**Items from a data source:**

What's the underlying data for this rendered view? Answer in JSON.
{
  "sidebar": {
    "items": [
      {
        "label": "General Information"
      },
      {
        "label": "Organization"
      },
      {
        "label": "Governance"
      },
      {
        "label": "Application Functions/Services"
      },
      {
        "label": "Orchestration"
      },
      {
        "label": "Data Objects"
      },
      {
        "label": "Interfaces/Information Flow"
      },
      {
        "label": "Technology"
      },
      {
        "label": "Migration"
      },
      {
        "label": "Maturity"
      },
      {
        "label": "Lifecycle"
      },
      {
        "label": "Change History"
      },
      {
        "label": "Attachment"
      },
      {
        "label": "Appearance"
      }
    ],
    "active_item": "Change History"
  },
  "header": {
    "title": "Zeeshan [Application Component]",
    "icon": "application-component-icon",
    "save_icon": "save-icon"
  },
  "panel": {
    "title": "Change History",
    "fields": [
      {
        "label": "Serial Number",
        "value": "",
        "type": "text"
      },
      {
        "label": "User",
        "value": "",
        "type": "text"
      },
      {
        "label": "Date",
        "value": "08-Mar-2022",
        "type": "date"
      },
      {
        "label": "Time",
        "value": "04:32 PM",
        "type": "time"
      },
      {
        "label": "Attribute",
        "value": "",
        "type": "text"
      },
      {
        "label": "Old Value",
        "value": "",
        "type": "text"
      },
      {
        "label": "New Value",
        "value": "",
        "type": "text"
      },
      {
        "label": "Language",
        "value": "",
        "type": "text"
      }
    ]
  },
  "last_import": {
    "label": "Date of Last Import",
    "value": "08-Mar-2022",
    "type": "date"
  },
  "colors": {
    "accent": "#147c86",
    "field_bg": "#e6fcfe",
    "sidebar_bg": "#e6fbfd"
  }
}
* * *
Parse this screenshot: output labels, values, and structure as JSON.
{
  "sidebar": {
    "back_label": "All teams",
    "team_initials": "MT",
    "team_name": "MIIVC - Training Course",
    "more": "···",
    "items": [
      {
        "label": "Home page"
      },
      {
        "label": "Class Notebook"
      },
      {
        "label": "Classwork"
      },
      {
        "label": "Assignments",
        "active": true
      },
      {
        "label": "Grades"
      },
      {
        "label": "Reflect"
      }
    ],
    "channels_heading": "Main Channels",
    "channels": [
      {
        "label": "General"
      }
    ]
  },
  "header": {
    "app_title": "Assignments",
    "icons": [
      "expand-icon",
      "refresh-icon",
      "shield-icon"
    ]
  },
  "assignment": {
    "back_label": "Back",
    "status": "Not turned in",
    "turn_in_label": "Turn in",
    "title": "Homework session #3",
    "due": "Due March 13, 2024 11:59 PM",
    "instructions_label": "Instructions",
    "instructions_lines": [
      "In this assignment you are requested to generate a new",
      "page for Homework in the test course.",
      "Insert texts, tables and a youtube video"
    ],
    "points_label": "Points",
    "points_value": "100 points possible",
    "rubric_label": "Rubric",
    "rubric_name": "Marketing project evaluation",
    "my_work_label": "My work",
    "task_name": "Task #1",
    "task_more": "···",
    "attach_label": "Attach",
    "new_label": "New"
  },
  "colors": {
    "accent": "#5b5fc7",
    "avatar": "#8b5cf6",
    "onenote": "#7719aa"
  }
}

**Problem requirements:**
Show every line from the listing above in which the string "page" appears.

**Output of the exercise:**
        "label": "Home page"
      "page for Homework in the test course.",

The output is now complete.